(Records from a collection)
--- --- ---
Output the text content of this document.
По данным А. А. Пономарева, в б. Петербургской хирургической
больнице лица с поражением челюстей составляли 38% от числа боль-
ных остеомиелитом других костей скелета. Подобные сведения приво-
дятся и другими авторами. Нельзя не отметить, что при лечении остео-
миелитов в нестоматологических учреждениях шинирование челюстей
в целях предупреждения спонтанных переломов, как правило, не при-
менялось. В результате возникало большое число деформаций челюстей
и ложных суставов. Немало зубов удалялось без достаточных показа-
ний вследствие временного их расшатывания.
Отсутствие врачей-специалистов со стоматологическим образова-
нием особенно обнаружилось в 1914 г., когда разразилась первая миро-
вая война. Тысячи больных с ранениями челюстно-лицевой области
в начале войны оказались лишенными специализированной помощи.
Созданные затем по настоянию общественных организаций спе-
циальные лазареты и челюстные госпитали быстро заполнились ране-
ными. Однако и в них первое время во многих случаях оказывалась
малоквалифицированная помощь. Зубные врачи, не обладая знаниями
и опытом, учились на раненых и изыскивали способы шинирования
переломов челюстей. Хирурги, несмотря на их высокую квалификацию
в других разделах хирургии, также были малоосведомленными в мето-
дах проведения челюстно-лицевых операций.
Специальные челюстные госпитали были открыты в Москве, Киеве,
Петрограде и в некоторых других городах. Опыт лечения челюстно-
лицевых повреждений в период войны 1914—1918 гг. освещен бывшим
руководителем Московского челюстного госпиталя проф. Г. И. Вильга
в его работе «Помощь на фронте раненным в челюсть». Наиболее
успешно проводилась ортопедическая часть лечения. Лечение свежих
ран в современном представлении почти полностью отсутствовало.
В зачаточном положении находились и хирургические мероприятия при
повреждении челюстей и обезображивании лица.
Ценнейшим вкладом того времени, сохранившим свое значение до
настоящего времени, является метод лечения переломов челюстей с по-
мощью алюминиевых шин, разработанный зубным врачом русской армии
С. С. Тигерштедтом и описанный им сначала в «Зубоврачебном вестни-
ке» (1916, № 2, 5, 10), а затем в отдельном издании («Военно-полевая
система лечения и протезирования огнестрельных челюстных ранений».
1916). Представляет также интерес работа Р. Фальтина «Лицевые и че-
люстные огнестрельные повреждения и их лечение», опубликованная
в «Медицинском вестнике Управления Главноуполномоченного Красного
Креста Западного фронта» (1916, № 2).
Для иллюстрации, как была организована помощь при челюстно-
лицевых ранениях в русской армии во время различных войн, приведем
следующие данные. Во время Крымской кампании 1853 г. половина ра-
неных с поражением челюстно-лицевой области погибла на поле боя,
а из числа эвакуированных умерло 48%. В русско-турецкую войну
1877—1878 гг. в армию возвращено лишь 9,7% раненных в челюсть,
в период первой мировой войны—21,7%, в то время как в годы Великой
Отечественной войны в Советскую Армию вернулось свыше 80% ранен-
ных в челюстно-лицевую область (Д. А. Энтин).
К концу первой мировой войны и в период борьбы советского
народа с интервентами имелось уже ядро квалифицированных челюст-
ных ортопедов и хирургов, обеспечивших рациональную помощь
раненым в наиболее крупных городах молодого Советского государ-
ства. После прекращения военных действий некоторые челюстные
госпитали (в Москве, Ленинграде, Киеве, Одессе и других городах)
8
--- --- ---
## TASK DETAILS
Go through the data and count each line that has the word "времени", then give the total alone.

## RESPONSE BELOW
2